Return only the count of lines in which the word "ylabel" appears.

(Dataset records on visual material)
——

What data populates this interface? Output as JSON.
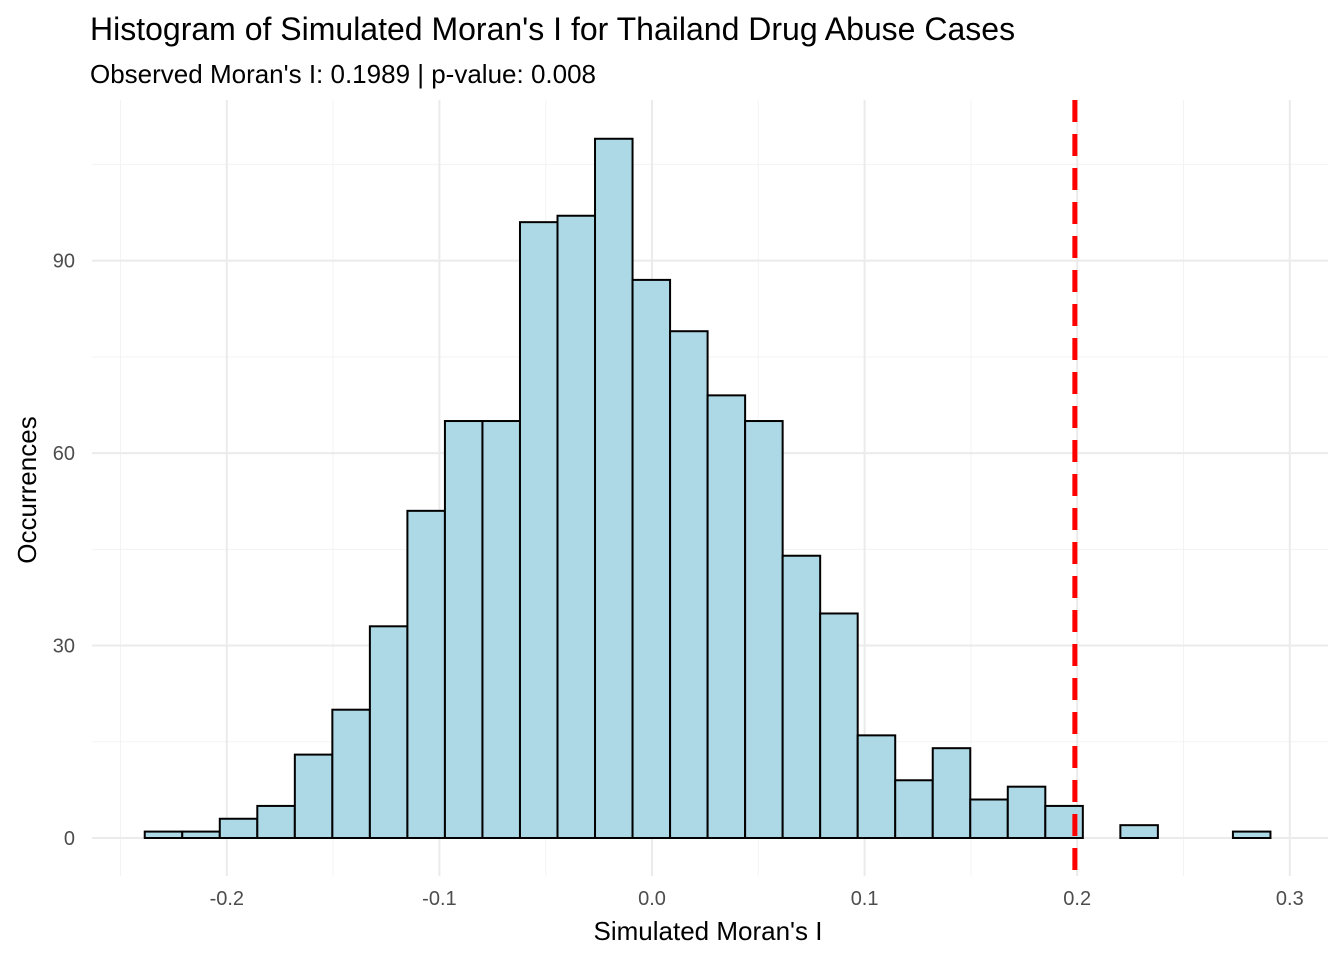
{
  "chart_data": {
    "type": "bar",
    "title": "Histogram of Simulated Moran's I for Thailand Drug Abuse Cases",
    "subtitle": "Observed Moran's I: 0.1989 | p-value: 0.008",
    "xlabel": "Simulated Moran's I",
    "ylabel": "Occurrences",
    "xlim": [
      -0.25,
      0.3
    ],
    "ylim": [
      -7,
      114
    ],
    "x_ticks": [
      -0.2,
      -0.1,
      0.0,
      0.1,
      0.2,
      0.3
    ],
    "x_tick_labels": [
      "-0.2",
      "-0.1",
      "0.0",
      "0.1",
      "0.2",
      "0.3"
    ],
    "y_ticks": [
      0,
      30,
      60,
      90
    ],
    "y_tick_labels": [
      "0",
      "30",
      "60",
      "90"
    ],
    "grid": true,
    "bin_start": -0.2386,
    "bin_width": 0.01765,
    "values": [
      1,
      1,
      3,
      5,
      13,
      20,
      33,
      51,
      65,
      65,
      96,
      97,
      109,
      87,
      79,
      69,
      65,
      44,
      35,
      16,
      9,
      14,
      6,
      8,
      5,
      0,
      2,
      0,
      0,
      1
    ],
    "bar_color": "#add8e6",
    "bar_outline": "#000000",
    "reference_line": {
      "x": 0.1989,
      "color": "#ff0000",
      "style": "dashed"
    }
  }
}
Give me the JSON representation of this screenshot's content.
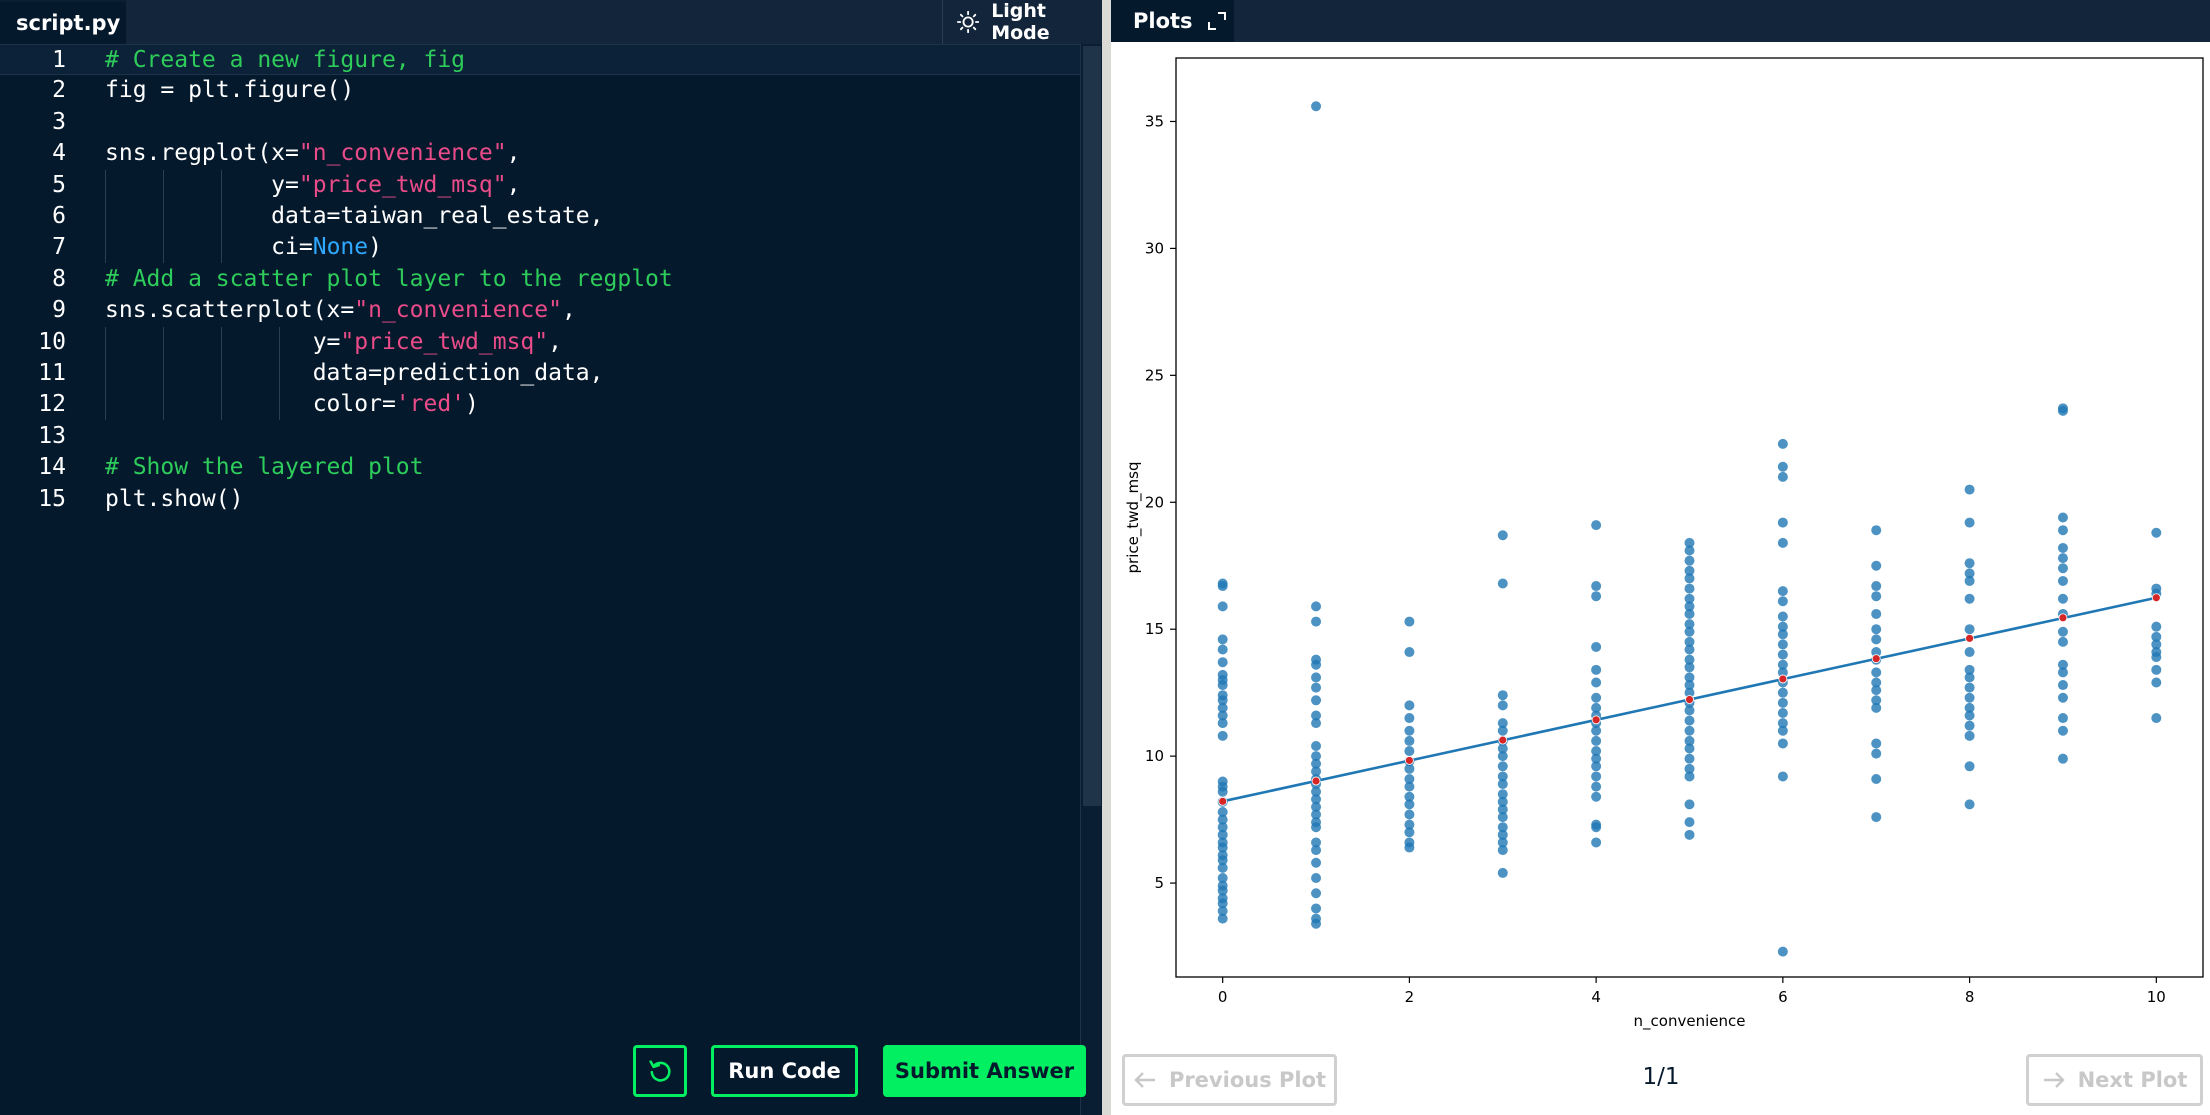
{
  "editor": {
    "tab_label": "script.py",
    "theme_toggle_label": "Light Mode",
    "lines": [
      {
        "num": "1",
        "tokens": [
          {
            "t": "# Create a new figure, fig",
            "c": "comment"
          }
        ]
      },
      {
        "num": "2",
        "tokens": [
          {
            "t": "fig = plt.figure()",
            "c": "plain"
          }
        ]
      },
      {
        "num": "3",
        "tokens": []
      },
      {
        "num": "4",
        "tokens": [
          {
            "t": "sns.regplot(x=",
            "c": "plain"
          },
          {
            "t": "\"n_convenience\"",
            "c": "string"
          },
          {
            "t": ",",
            "c": "plain"
          }
        ]
      },
      {
        "num": "5",
        "tokens": [
          {
            "t": "            y=",
            "c": "plain"
          },
          {
            "t": "\"price_twd_msq\"",
            "c": "string"
          },
          {
            "t": ",",
            "c": "plain"
          }
        ]
      },
      {
        "num": "6",
        "tokens": [
          {
            "t": "            data=taiwan_real_estate,",
            "c": "plain"
          }
        ]
      },
      {
        "num": "7",
        "tokens": [
          {
            "t": "            ci=",
            "c": "plain"
          },
          {
            "t": "None",
            "c": "none"
          },
          {
            "t": ")",
            "c": "plain"
          }
        ]
      },
      {
        "num": "8",
        "tokens": [
          {
            "t": "# Add a scatter plot layer to the regplot",
            "c": "comment"
          }
        ]
      },
      {
        "num": "9",
        "tokens": [
          {
            "t": "sns.scatterplot(x=",
            "c": "plain"
          },
          {
            "t": "\"n_convenience\"",
            "c": "string"
          },
          {
            "t": ",",
            "c": "plain"
          }
        ]
      },
      {
        "num": "10",
        "tokens": [
          {
            "t": "               y=",
            "c": "plain"
          },
          {
            "t": "\"price_twd_msq\"",
            "c": "string"
          },
          {
            "t": ",",
            "c": "plain"
          }
        ]
      },
      {
        "num": "11",
        "tokens": [
          {
            "t": "               data=prediction_data,",
            "c": "plain"
          }
        ]
      },
      {
        "num": "12",
        "tokens": [
          {
            "t": "               color=",
            "c": "plain"
          },
          {
            "t": "'red'",
            "c": "string"
          },
          {
            "t": ")",
            "c": "plain"
          }
        ]
      },
      {
        "num": "13",
        "tokens": []
      },
      {
        "num": "14",
        "tokens": [
          {
            "t": "# Show the layered plot",
            "c": "comment"
          }
        ]
      },
      {
        "num": "15",
        "tokens": [
          {
            "t": "plt.show()",
            "c": "plain"
          }
        ]
      }
    ]
  },
  "buttons": {
    "run_label": "Run Code",
    "submit_label": "Submit Answer"
  },
  "plots": {
    "tab_label": "Plots",
    "prev_label": "Previous Plot",
    "next_label": "Next Plot",
    "page_indicator": "1/1"
  },
  "colors": {
    "accent": "#03ef62",
    "editor_bg": "#05192d",
    "point_blue": "#1f77b4",
    "prediction_red": "#d62728"
  },
  "chart_data": {
    "type": "scatter",
    "xlabel": "n_convenience",
    "ylabel": "price_twd_msq",
    "xlim": [
      -0.5,
      10.5
    ],
    "ylim": [
      1.3,
      37.5
    ],
    "xticks": [
      0,
      2,
      4,
      6,
      8,
      10
    ],
    "yticks": [
      5,
      10,
      15,
      20,
      25,
      30,
      35
    ],
    "grid": false,
    "series": [
      {
        "kind": "scatter",
        "points": [
          [
            0,
            16.8
          ],
          [
            0,
            16.7
          ],
          [
            0,
            15.9
          ],
          [
            0,
            14.6
          ],
          [
            0,
            14.2
          ],
          [
            0,
            13.7
          ],
          [
            0,
            13.2
          ],
          [
            0,
            13.0
          ],
          [
            0,
            12.8
          ],
          [
            0,
            12.4
          ],
          [
            0,
            12.2
          ],
          [
            0,
            11.9
          ],
          [
            0,
            11.6
          ],
          [
            0,
            11.3
          ],
          [
            0,
            10.8
          ],
          [
            0,
            9.0
          ],
          [
            0,
            8.8
          ],
          [
            0,
            8.6
          ],
          [
            0,
            8.2
          ],
          [
            0,
            7.8
          ],
          [
            0,
            7.5
          ],
          [
            0,
            7.2
          ],
          [
            0,
            6.9
          ],
          [
            0,
            6.6
          ],
          [
            0,
            6.4
          ],
          [
            0,
            6.1
          ],
          [
            0,
            5.9
          ],
          [
            0,
            5.6
          ],
          [
            0,
            5.2
          ],
          [
            0,
            4.9
          ],
          [
            0,
            4.7
          ],
          [
            0,
            4.4
          ],
          [
            0,
            4.2
          ],
          [
            0,
            3.9
          ],
          [
            0,
            3.6
          ],
          [
            1,
            35.6
          ],
          [
            1,
            15.9
          ],
          [
            1,
            15.3
          ],
          [
            1,
            13.8
          ],
          [
            1,
            13.6
          ],
          [
            1,
            13.1
          ],
          [
            1,
            12.7
          ],
          [
            1,
            12.2
          ],
          [
            1,
            11.6
          ],
          [
            1,
            11.3
          ],
          [
            1,
            10.4
          ],
          [
            1,
            10.0
          ],
          [
            1,
            9.7
          ],
          [
            1,
            9.4
          ],
          [
            1,
            9.1
          ],
          [
            1,
            8.9
          ],
          [
            1,
            8.6
          ],
          [
            1,
            8.3
          ],
          [
            1,
            8.0
          ],
          [
            1,
            7.7
          ],
          [
            1,
            7.4
          ],
          [
            1,
            7.2
          ],
          [
            1,
            6.6
          ],
          [
            1,
            6.3
          ],
          [
            1,
            5.8
          ],
          [
            1,
            5.2
          ],
          [
            1,
            4.6
          ],
          [
            1,
            4.0
          ],
          [
            1,
            3.6
          ],
          [
            1,
            3.4
          ],
          [
            2,
            15.3
          ],
          [
            2,
            14.1
          ],
          [
            2,
            12.0
          ],
          [
            2,
            11.5
          ],
          [
            2,
            11.0
          ],
          [
            2,
            10.6
          ],
          [
            2,
            10.2
          ],
          [
            2,
            9.8
          ],
          [
            2,
            9.5
          ],
          [
            2,
            9.1
          ],
          [
            2,
            8.8
          ],
          [
            2,
            8.4
          ],
          [
            2,
            8.1
          ],
          [
            2,
            7.7
          ],
          [
            2,
            7.3
          ],
          [
            2,
            7.0
          ],
          [
            2,
            6.6
          ],
          [
            2,
            6.4
          ],
          [
            3,
            18.7
          ],
          [
            3,
            16.8
          ],
          [
            3,
            12.4
          ],
          [
            3,
            12.0
          ],
          [
            3,
            11.3
          ],
          [
            3,
            11.0
          ],
          [
            3,
            10.6
          ],
          [
            3,
            10.3
          ],
          [
            3,
            10.0
          ],
          [
            3,
            9.6
          ],
          [
            3,
            9.2
          ],
          [
            3,
            8.9
          ],
          [
            3,
            8.5
          ],
          [
            3,
            8.2
          ],
          [
            3,
            7.9
          ],
          [
            3,
            7.6
          ],
          [
            3,
            7.2
          ],
          [
            3,
            6.9
          ],
          [
            3,
            6.6
          ],
          [
            3,
            6.3
          ],
          [
            3,
            5.4
          ],
          [
            4,
            19.1
          ],
          [
            4,
            16.7
          ],
          [
            4,
            16.3
          ],
          [
            4,
            14.3
          ],
          [
            4,
            13.4
          ],
          [
            4,
            12.9
          ],
          [
            4,
            12.3
          ],
          [
            4,
            11.9
          ],
          [
            4,
            11.6
          ],
          [
            4,
            11.3
          ],
          [
            4,
            11.0
          ],
          [
            4,
            10.6
          ],
          [
            4,
            10.2
          ],
          [
            4,
            9.9
          ],
          [
            4,
            9.6
          ],
          [
            4,
            9.2
          ],
          [
            4,
            8.8
          ],
          [
            4,
            8.4
          ],
          [
            4,
            7.3
          ],
          [
            4,
            7.2
          ],
          [
            4,
            6.6
          ],
          [
            5,
            18.4
          ],
          [
            5,
            18.1
          ],
          [
            5,
            17.7
          ],
          [
            5,
            17.3
          ],
          [
            5,
            17.0
          ],
          [
            5,
            16.6
          ],
          [
            5,
            16.2
          ],
          [
            5,
            15.9
          ],
          [
            5,
            15.6
          ],
          [
            5,
            15.2
          ],
          [
            5,
            14.9
          ],
          [
            5,
            14.5
          ],
          [
            5,
            14.2
          ],
          [
            5,
            13.8
          ],
          [
            5,
            13.5
          ],
          [
            5,
            13.1
          ],
          [
            5,
            12.8
          ],
          [
            5,
            12.5
          ],
          [
            5,
            12.1
          ],
          [
            5,
            11.8
          ],
          [
            5,
            11.4
          ],
          [
            5,
            11.0
          ],
          [
            5,
            10.6
          ],
          [
            5,
            10.3
          ],
          [
            5,
            9.9
          ],
          [
            5,
            9.5
          ],
          [
            5,
            9.2
          ],
          [
            5,
            8.1
          ],
          [
            5,
            7.4
          ],
          [
            5,
            6.9
          ],
          [
            6,
            22.3
          ],
          [
            6,
            21.4
          ],
          [
            6,
            21.0
          ],
          [
            6,
            19.2
          ],
          [
            6,
            18.4
          ],
          [
            6,
            16.5
          ],
          [
            6,
            16.1
          ],
          [
            6,
            15.5
          ],
          [
            6,
            15.1
          ],
          [
            6,
            14.8
          ],
          [
            6,
            14.4
          ],
          [
            6,
            14.0
          ],
          [
            6,
            13.6
          ],
          [
            6,
            13.3
          ],
          [
            6,
            12.9
          ],
          [
            6,
            12.5
          ],
          [
            6,
            12.1
          ],
          [
            6,
            11.7
          ],
          [
            6,
            11.3
          ],
          [
            6,
            11.0
          ],
          [
            6,
            10.5
          ],
          [
            6,
            9.2
          ],
          [
            6,
            2.3
          ],
          [
            7,
            18.9
          ],
          [
            7,
            17.5
          ],
          [
            7,
            16.7
          ],
          [
            7,
            16.3
          ],
          [
            7,
            15.6
          ],
          [
            7,
            15.0
          ],
          [
            7,
            14.6
          ],
          [
            7,
            14.1
          ],
          [
            7,
            13.8
          ],
          [
            7,
            13.3
          ],
          [
            7,
            12.9
          ],
          [
            7,
            12.6
          ],
          [
            7,
            12.2
          ],
          [
            7,
            11.9
          ],
          [
            7,
            10.5
          ],
          [
            7,
            10.1
          ],
          [
            7,
            9.1
          ],
          [
            7,
            7.6
          ],
          [
            8,
            20.5
          ],
          [
            8,
            19.2
          ],
          [
            8,
            17.6
          ],
          [
            8,
            17.2
          ],
          [
            8,
            16.9
          ],
          [
            8,
            16.2
          ],
          [
            8,
            15.0
          ],
          [
            8,
            14.1
          ],
          [
            8,
            13.4
          ],
          [
            8,
            13.1
          ],
          [
            8,
            12.7
          ],
          [
            8,
            12.3
          ],
          [
            8,
            11.9
          ],
          [
            8,
            11.6
          ],
          [
            8,
            11.2
          ],
          [
            8,
            10.8
          ],
          [
            8,
            9.6
          ],
          [
            8,
            8.1
          ],
          [
            9,
            23.7
          ],
          [
            9,
            23.6
          ],
          [
            9,
            19.4
          ],
          [
            9,
            18.9
          ],
          [
            9,
            18.2
          ],
          [
            9,
            17.8
          ],
          [
            9,
            17.4
          ],
          [
            9,
            16.9
          ],
          [
            9,
            16.2
          ],
          [
            9,
            15.6
          ],
          [
            9,
            14.9
          ],
          [
            9,
            14.5
          ],
          [
            9,
            13.6
          ],
          [
            9,
            13.3
          ],
          [
            9,
            12.8
          ],
          [
            9,
            12.3
          ],
          [
            9,
            11.5
          ],
          [
            9,
            11.0
          ],
          [
            9,
            9.9
          ],
          [
            10,
            18.8
          ],
          [
            10,
            16.6
          ],
          [
            10,
            16.4
          ],
          [
            10,
            15.1
          ],
          [
            10,
            14.7
          ],
          [
            10,
            14.4
          ],
          [
            10,
            14.1
          ],
          [
            10,
            13.9
          ],
          [
            10,
            13.4
          ],
          [
            10,
            12.9
          ],
          [
            10,
            11.5
          ]
        ]
      },
      {
        "kind": "line",
        "points": [
          [
            0,
            8.22
          ],
          [
            10,
            16.24
          ]
        ]
      },
      {
        "kind": "scatter_red",
        "points": [
          [
            0,
            8.22
          ],
          [
            1,
            9.02
          ],
          [
            2,
            9.83
          ],
          [
            3,
            10.63
          ],
          [
            4,
            11.43
          ],
          [
            5,
            12.23
          ],
          [
            6,
            13.04
          ],
          [
            7,
            13.84
          ],
          [
            8,
            14.64
          ],
          [
            9,
            15.45
          ],
          [
            10,
            16.24
          ]
        ]
      }
    ]
  }
}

——

__EXERCISE ANSWER__. 2